## Goal
Filter these entries so that only lines with the word "EBIT" remain.

== == ==

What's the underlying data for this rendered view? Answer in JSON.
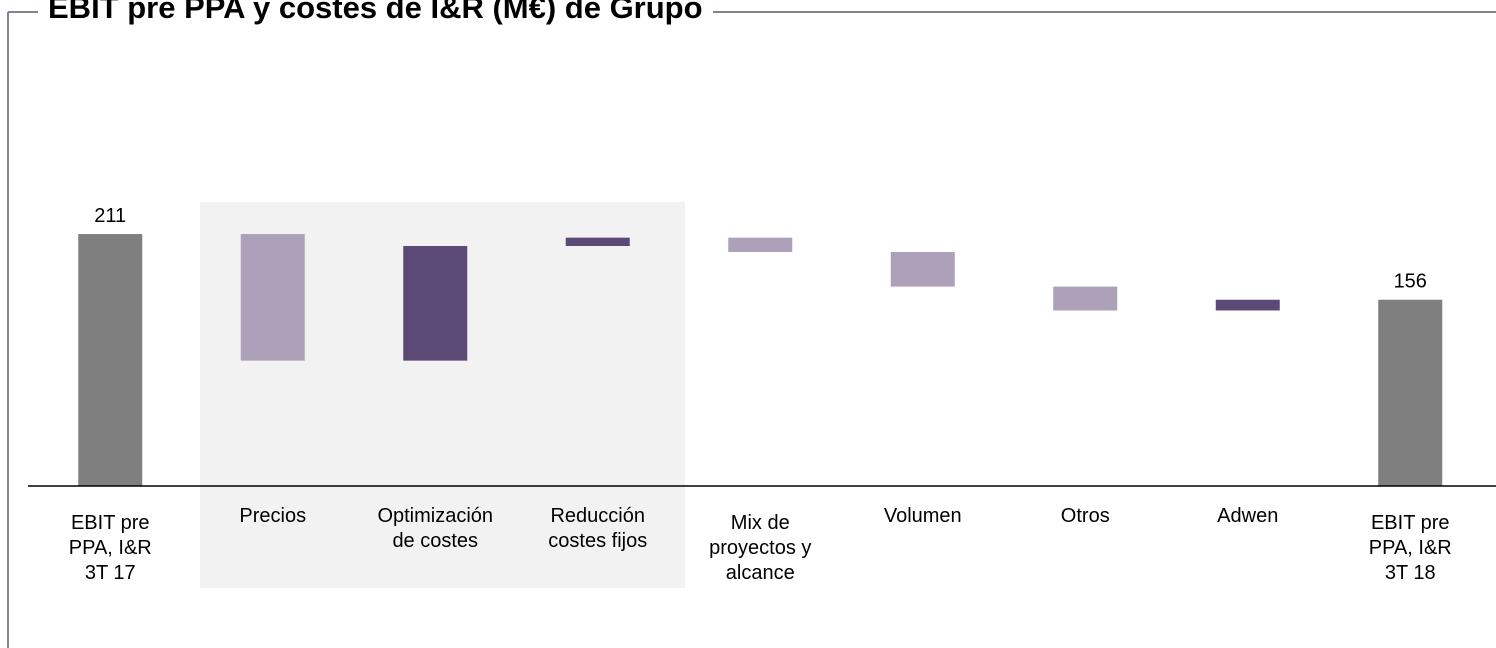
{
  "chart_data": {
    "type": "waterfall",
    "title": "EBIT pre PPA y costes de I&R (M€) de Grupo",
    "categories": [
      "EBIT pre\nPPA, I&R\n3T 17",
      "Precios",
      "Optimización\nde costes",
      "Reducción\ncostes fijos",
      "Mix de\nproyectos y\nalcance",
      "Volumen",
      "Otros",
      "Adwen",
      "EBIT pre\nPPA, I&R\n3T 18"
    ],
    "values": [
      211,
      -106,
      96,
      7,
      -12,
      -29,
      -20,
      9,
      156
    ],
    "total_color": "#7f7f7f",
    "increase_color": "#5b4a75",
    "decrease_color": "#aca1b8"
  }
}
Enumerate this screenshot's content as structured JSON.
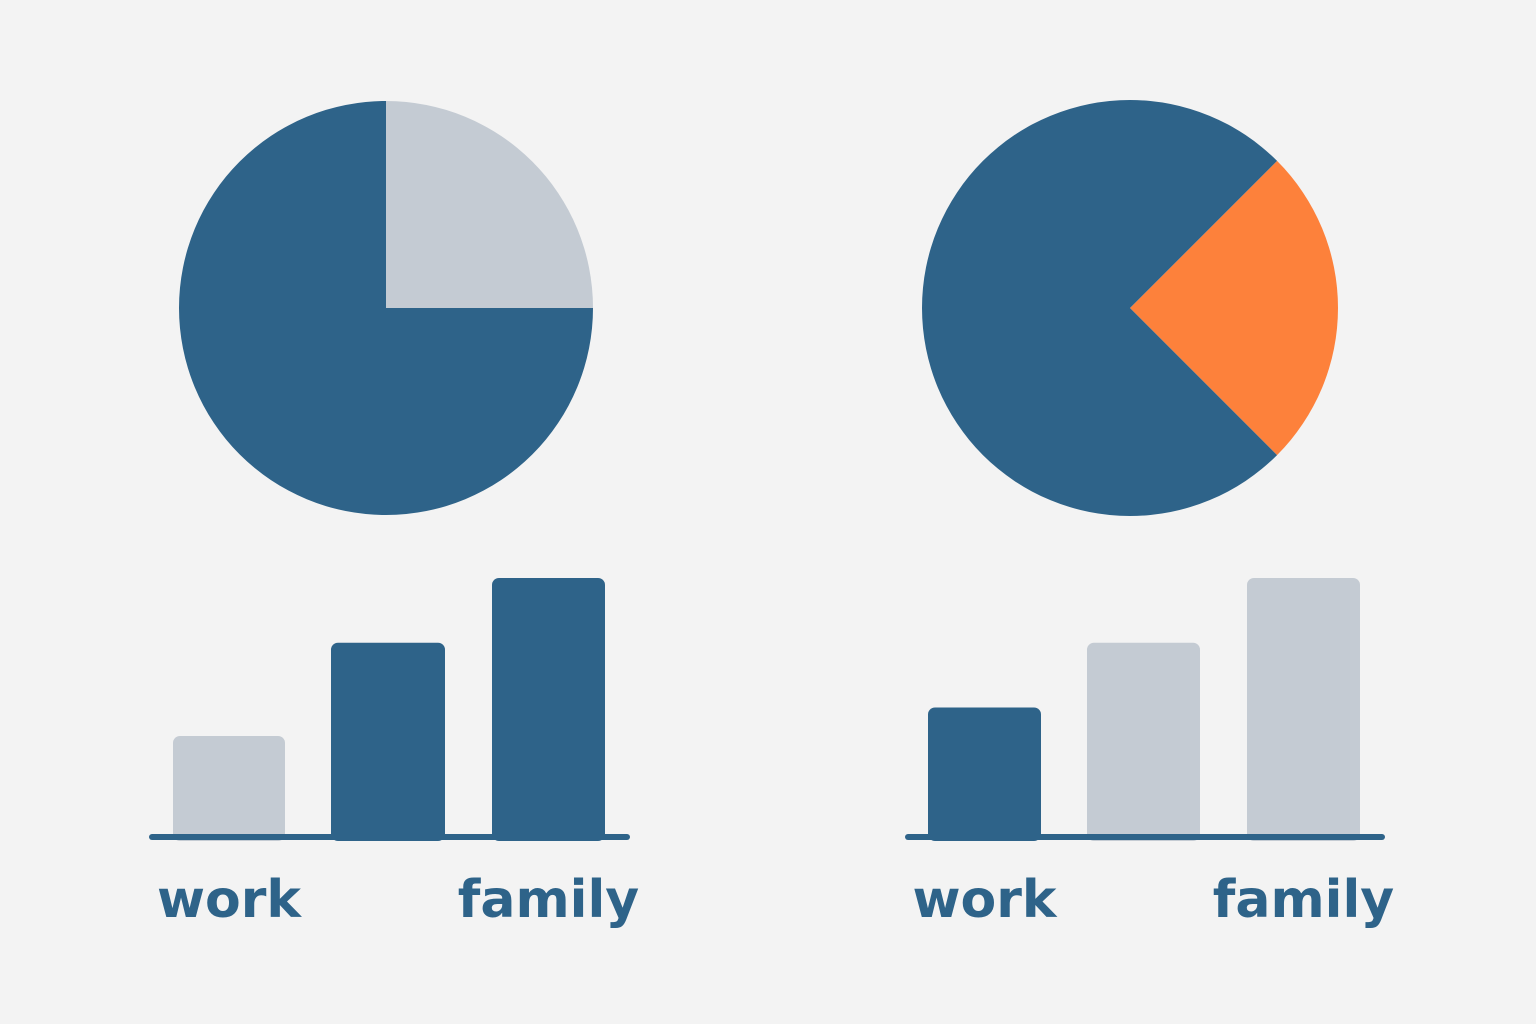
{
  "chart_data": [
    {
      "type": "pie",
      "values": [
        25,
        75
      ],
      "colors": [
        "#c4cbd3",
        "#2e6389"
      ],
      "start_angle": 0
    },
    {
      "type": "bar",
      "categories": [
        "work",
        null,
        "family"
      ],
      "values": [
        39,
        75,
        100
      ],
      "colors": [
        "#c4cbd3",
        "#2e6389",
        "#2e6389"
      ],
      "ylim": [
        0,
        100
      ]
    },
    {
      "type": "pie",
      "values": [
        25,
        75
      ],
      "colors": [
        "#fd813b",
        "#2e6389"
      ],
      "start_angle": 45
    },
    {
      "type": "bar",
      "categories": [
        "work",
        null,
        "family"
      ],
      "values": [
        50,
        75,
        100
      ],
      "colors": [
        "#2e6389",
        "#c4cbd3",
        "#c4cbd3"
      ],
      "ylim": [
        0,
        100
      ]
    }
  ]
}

== == ==

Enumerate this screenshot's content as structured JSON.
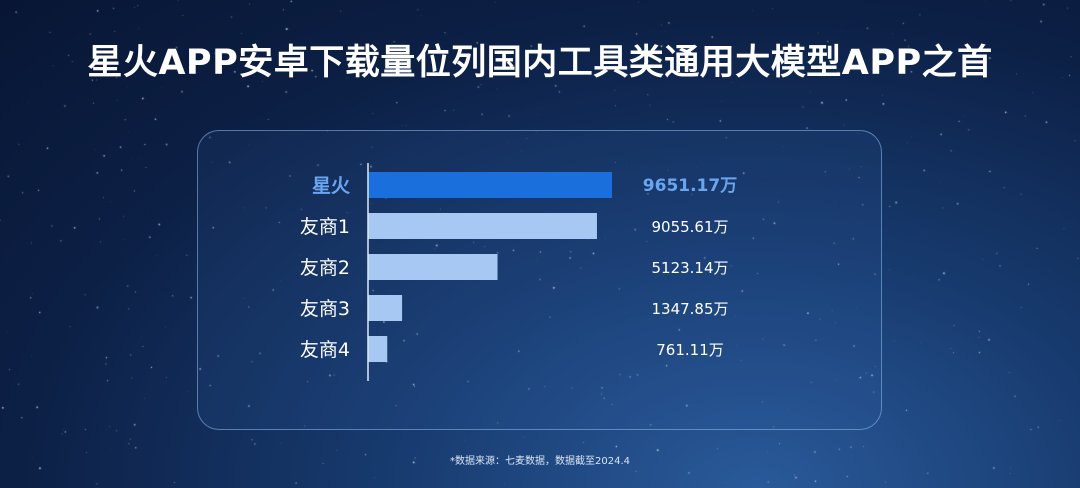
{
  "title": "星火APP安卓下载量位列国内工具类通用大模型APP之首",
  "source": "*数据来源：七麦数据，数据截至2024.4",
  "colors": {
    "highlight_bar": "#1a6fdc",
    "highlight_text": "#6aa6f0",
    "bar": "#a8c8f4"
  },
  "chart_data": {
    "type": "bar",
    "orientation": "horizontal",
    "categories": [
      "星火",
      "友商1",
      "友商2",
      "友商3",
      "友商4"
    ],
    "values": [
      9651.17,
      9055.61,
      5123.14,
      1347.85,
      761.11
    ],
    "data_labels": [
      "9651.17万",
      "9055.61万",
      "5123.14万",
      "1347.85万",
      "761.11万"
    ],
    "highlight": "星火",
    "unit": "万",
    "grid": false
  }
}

== == ==

## Solution to this exercise
    "title": "EBIT pre PPA y costes de I&R (M€) de Grupo",
      "EBIT pre\nPPA, I&R\n3T 17",
      "EBIT pre\nPPA, I&R\n3T 18"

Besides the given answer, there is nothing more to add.